• _PAGE EXTRACT_:
--*--

Last Nov. 8 at 6:30am, wildland firefighters were called to battle a blaze that had sparked near the tiny rural community of Pulga in Butte County California. By 8:00am, propelled by gale-force winds roaring off the Sierra Nevada that sent flying embers leap-frogging westward across seven miles of varied terrain, the fire had reached the town of Paradise. By 10:45am, satellite images showed that half of Paradise was already fully ablaze, its buildings fueling the conflagration. In just four hours, the Camp Fire had become the deadliest and most destructive fire in California history, resulting in 86 civilian deaths and nearly 14,000 homes and five public schools incinerated.
As metropolitan communities expand into once sparsely populated areas of the West, more homes and buildings—structures, in firefighting terminology—are in the path of wildfires, where human development and wildlands intermingle intricately. Federal, state, and tribal partner firefighting agencies, long the mainstays of wildland protection and fire containment, have had to scramble to keep up with the need for more firefighters and equipment, in part to defend these structures. A century of forest-fire suppression, multi-year regional drought, and climate-change effects are creating a perfect storm for destructive mega-wildfires in the modern landscape.

--*--

• _TASK OBJECTIVE_: According to the wildfire passage, how many civilian deaths did the Camp Fire cause?

--*--

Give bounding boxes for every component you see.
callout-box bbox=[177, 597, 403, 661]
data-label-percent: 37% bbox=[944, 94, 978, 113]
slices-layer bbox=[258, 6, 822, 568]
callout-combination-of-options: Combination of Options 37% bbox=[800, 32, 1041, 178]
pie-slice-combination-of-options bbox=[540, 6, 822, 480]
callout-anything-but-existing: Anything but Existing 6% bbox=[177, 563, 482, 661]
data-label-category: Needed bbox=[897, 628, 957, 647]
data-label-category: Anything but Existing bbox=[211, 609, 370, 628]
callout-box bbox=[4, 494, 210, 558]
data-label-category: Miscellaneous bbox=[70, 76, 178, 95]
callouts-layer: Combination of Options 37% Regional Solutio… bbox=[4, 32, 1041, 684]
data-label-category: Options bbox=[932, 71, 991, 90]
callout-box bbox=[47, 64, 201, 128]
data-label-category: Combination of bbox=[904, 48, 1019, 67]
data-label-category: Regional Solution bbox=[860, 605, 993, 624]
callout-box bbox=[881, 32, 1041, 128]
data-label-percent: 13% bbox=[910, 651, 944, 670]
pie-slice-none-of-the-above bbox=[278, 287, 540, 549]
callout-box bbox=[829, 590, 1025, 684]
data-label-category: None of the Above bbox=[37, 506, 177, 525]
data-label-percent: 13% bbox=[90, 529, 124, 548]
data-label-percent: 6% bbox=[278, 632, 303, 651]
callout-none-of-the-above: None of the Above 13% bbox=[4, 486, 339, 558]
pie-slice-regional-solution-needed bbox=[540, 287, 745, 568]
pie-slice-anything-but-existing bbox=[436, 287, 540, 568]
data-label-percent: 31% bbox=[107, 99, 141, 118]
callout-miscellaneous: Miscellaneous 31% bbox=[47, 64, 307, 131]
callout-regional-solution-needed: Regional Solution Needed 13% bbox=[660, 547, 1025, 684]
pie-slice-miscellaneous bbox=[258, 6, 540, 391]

--*--

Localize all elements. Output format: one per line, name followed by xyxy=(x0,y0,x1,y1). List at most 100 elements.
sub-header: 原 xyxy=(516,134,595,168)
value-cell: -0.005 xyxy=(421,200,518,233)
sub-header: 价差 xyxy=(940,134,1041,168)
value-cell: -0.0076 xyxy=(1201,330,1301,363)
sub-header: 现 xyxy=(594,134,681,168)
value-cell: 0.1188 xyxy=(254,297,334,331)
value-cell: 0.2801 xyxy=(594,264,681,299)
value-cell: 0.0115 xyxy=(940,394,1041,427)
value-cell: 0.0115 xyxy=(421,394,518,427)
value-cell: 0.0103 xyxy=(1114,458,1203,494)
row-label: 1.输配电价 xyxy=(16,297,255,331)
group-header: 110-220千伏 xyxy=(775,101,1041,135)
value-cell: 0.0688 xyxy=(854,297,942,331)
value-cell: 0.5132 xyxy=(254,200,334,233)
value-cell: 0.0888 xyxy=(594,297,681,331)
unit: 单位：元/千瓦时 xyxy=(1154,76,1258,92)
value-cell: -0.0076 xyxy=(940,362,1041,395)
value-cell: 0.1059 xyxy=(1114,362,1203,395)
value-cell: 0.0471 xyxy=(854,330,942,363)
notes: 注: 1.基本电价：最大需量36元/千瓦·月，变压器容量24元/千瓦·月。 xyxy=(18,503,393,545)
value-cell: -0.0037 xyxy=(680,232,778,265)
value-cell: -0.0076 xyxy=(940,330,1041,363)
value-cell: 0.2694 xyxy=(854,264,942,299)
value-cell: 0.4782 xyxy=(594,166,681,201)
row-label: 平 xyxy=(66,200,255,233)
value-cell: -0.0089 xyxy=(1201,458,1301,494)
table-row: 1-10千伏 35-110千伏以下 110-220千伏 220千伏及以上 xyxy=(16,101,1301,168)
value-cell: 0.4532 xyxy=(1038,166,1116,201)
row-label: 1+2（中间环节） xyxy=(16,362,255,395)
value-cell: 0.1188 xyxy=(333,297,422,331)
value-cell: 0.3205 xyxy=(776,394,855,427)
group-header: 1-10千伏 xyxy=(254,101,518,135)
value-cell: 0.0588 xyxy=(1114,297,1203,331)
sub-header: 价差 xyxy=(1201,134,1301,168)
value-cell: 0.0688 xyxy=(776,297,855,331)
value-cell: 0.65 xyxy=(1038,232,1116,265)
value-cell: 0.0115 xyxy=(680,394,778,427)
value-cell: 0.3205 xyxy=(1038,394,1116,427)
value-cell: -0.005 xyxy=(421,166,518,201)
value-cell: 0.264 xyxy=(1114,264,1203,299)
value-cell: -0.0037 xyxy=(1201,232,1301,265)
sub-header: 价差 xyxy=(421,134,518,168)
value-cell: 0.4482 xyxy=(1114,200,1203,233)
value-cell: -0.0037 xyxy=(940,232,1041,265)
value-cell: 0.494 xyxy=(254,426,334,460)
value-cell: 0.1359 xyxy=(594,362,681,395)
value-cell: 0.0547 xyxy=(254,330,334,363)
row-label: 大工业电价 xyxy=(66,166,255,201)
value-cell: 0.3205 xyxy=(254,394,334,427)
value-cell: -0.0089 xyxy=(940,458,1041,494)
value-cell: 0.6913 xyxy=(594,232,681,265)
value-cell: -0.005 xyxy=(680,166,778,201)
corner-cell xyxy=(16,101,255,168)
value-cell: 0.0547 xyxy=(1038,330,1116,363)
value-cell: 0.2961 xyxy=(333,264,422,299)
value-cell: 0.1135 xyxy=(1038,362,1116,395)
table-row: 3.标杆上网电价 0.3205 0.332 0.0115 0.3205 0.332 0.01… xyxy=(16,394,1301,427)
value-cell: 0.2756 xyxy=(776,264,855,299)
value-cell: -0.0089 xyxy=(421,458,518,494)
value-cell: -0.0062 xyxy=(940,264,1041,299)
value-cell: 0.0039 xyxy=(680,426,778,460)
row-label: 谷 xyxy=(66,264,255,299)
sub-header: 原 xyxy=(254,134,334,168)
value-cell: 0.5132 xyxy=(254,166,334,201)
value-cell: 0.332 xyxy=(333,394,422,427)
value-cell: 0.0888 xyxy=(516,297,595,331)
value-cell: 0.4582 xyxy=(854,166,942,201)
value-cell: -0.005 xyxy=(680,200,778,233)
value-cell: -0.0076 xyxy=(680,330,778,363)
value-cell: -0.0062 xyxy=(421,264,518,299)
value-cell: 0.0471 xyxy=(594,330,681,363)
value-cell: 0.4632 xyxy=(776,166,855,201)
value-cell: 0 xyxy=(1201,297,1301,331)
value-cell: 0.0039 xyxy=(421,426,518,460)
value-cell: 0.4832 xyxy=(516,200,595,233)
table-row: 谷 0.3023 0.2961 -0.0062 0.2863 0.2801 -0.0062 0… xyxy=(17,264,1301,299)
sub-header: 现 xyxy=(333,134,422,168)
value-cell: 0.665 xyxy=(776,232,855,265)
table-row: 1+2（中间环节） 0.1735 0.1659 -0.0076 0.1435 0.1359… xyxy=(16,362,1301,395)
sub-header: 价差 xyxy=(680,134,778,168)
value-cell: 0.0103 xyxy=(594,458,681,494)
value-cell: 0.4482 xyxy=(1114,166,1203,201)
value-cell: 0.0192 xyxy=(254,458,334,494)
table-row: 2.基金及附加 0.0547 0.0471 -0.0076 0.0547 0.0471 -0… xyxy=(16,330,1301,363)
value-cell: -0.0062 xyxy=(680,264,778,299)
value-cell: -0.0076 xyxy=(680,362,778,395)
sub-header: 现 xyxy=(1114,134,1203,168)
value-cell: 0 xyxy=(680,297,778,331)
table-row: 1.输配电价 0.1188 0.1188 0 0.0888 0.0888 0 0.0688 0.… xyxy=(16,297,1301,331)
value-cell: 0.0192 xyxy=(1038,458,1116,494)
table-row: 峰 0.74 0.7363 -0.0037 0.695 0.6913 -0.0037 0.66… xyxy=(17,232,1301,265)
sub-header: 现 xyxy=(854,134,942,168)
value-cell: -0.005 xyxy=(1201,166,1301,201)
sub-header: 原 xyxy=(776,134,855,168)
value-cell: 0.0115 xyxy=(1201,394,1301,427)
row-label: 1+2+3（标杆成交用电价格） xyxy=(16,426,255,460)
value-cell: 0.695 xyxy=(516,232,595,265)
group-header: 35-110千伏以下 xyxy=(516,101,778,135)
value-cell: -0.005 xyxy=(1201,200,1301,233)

--*--

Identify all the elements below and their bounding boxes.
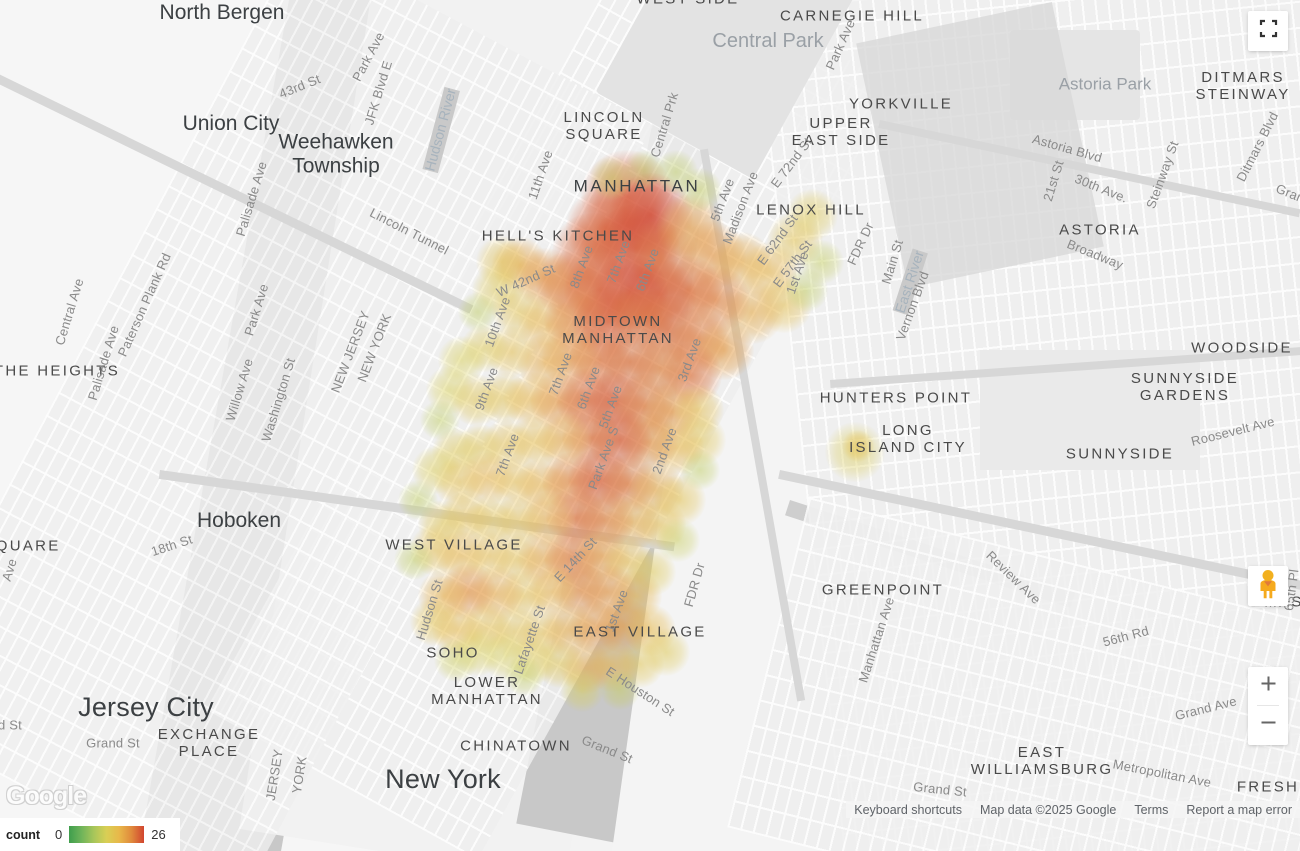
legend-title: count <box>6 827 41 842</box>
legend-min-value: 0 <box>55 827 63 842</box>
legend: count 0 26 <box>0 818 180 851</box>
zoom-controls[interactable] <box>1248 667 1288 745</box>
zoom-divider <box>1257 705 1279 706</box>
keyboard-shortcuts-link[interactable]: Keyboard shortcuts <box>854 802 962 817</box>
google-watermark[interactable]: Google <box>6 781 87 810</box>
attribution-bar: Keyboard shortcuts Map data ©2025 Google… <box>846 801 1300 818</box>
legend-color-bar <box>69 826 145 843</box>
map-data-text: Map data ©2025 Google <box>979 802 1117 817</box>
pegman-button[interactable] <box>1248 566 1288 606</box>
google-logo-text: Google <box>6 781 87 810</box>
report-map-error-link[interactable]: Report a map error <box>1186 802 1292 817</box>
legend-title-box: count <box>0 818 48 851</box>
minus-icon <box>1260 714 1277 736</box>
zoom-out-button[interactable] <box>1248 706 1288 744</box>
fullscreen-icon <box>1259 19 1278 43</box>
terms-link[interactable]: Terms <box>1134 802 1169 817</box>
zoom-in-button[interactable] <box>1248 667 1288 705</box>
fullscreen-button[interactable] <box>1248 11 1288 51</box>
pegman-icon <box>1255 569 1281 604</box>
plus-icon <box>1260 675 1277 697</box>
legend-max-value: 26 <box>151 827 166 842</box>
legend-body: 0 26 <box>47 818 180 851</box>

--*--

• _EXERCISE OUTPUT_: 86